- **Written exercise**:
Filter the listing and keep only the lines with the word "hold".

(Extracted data entries)
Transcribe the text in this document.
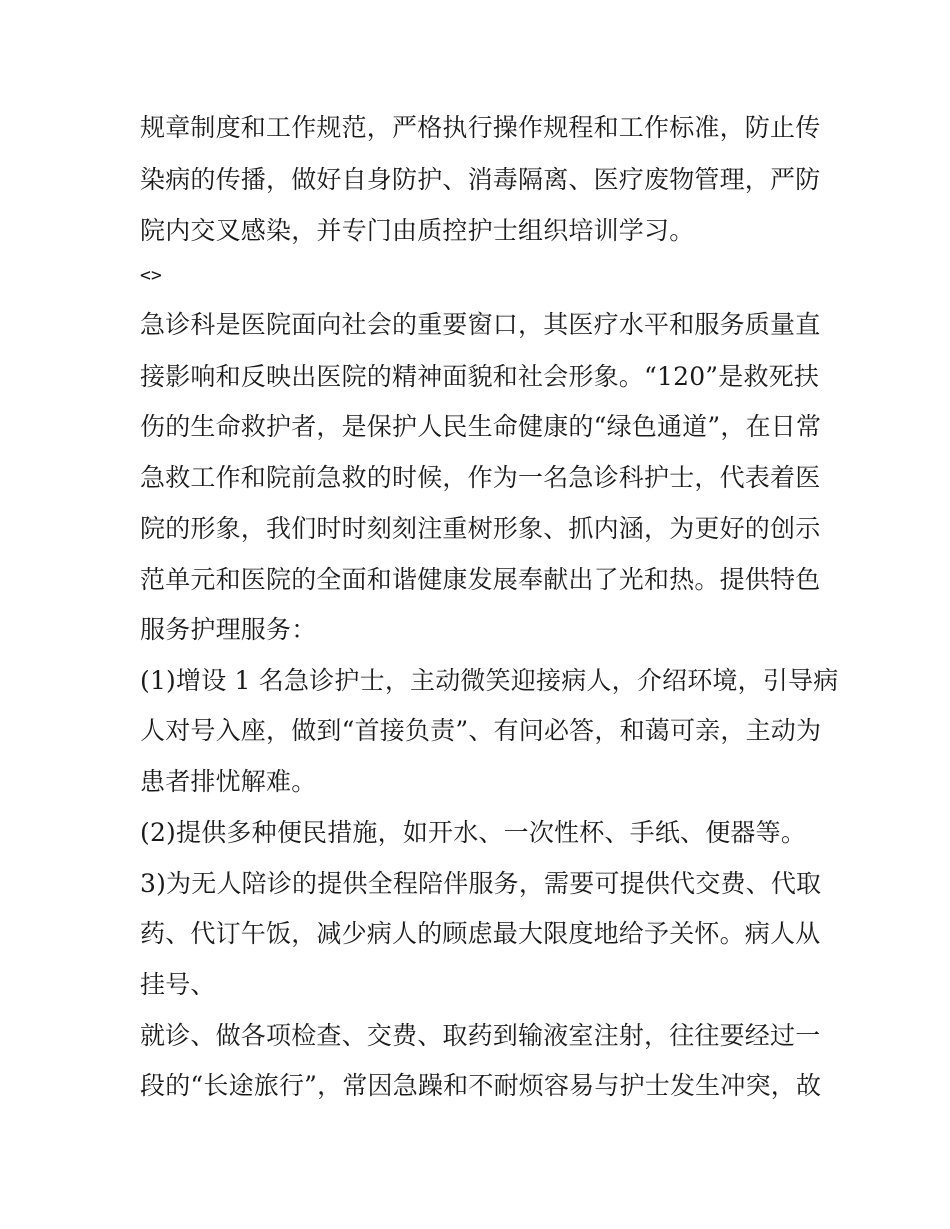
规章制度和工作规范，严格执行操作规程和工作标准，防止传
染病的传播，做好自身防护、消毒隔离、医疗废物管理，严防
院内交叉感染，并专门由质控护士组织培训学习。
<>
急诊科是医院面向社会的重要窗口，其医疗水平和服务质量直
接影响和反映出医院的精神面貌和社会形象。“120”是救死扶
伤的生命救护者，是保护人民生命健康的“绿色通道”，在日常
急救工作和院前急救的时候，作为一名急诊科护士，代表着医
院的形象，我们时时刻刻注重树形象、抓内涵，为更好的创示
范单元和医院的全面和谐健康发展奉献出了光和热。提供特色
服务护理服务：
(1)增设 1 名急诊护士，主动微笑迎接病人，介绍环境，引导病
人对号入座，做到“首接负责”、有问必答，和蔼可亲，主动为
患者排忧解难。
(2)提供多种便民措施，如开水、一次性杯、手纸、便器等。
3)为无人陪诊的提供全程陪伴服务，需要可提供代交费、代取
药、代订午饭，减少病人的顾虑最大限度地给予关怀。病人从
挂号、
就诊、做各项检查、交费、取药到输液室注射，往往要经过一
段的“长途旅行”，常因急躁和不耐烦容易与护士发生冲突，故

...

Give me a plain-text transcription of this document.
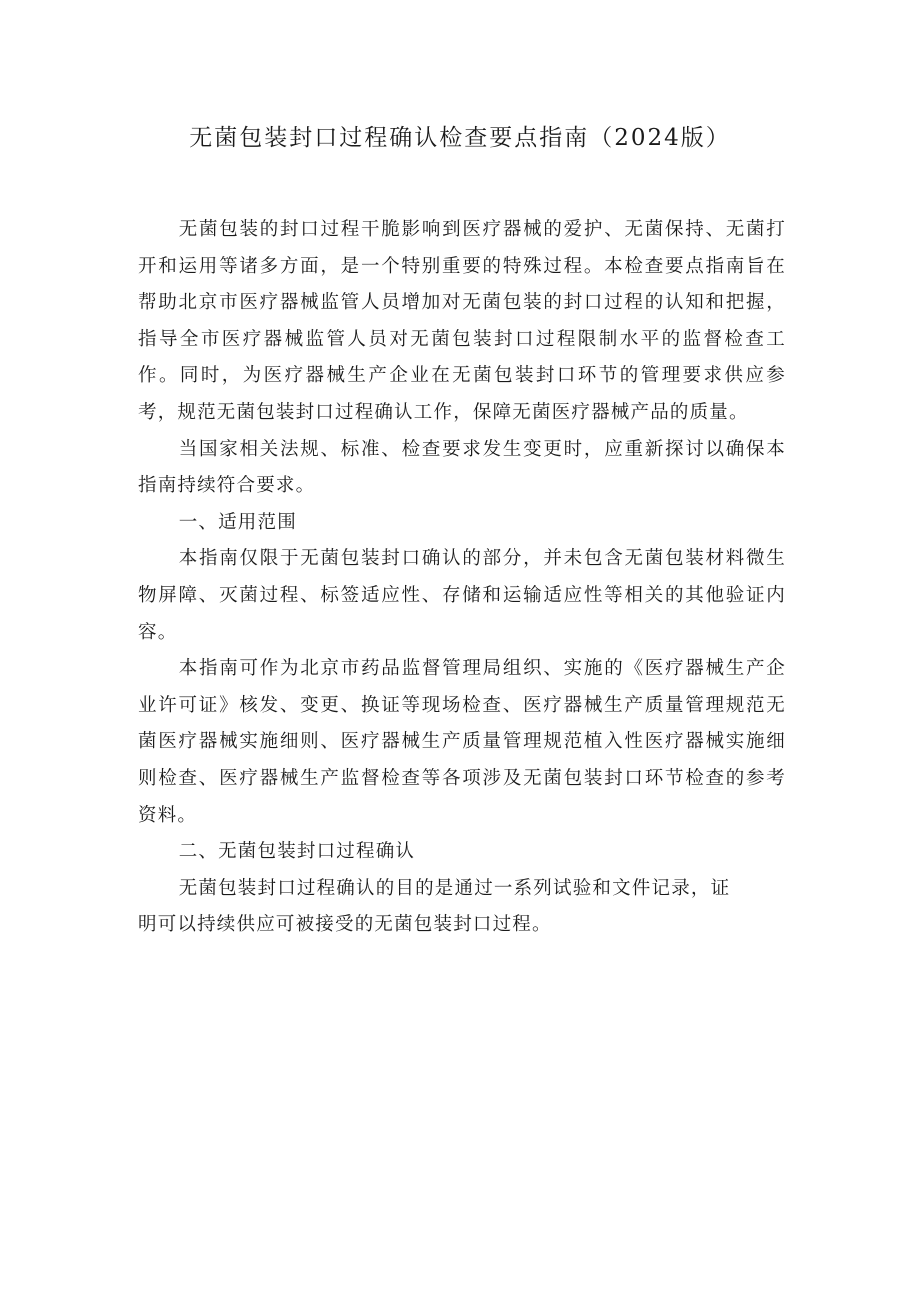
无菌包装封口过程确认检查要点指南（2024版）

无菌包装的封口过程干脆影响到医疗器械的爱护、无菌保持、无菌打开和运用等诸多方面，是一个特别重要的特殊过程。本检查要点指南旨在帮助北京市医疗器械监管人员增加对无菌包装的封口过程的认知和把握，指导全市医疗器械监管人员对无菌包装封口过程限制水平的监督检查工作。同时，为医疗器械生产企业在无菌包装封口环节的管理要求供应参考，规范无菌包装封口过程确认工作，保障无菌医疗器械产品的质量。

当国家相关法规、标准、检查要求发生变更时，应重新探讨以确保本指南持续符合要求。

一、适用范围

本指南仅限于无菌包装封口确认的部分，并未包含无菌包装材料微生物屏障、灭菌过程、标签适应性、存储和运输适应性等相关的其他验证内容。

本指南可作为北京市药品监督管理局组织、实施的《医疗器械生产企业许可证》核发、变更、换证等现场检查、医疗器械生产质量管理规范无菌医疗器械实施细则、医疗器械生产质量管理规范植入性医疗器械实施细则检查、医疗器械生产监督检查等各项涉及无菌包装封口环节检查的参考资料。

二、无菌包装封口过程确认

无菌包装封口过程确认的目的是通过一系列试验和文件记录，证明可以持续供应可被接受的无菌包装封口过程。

...

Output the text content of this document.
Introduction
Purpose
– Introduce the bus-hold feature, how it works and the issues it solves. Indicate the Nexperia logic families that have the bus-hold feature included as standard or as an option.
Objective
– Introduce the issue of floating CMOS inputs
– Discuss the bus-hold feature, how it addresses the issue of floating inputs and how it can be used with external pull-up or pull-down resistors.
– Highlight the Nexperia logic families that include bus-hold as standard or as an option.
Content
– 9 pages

- **Output below**:
– Introduce the bus-hold feature, how it works and the issues it solves. Indicate the Nexperia logic families that have the bus-hold feature included as standard or as an option.
– Discuss the bus-hold feature, how it addresses the issue of floating inputs and how it can be used with external pull-up or pull-down resistors.
– Highlight the Nexperia logic families that include bus-hold as standard or as an option.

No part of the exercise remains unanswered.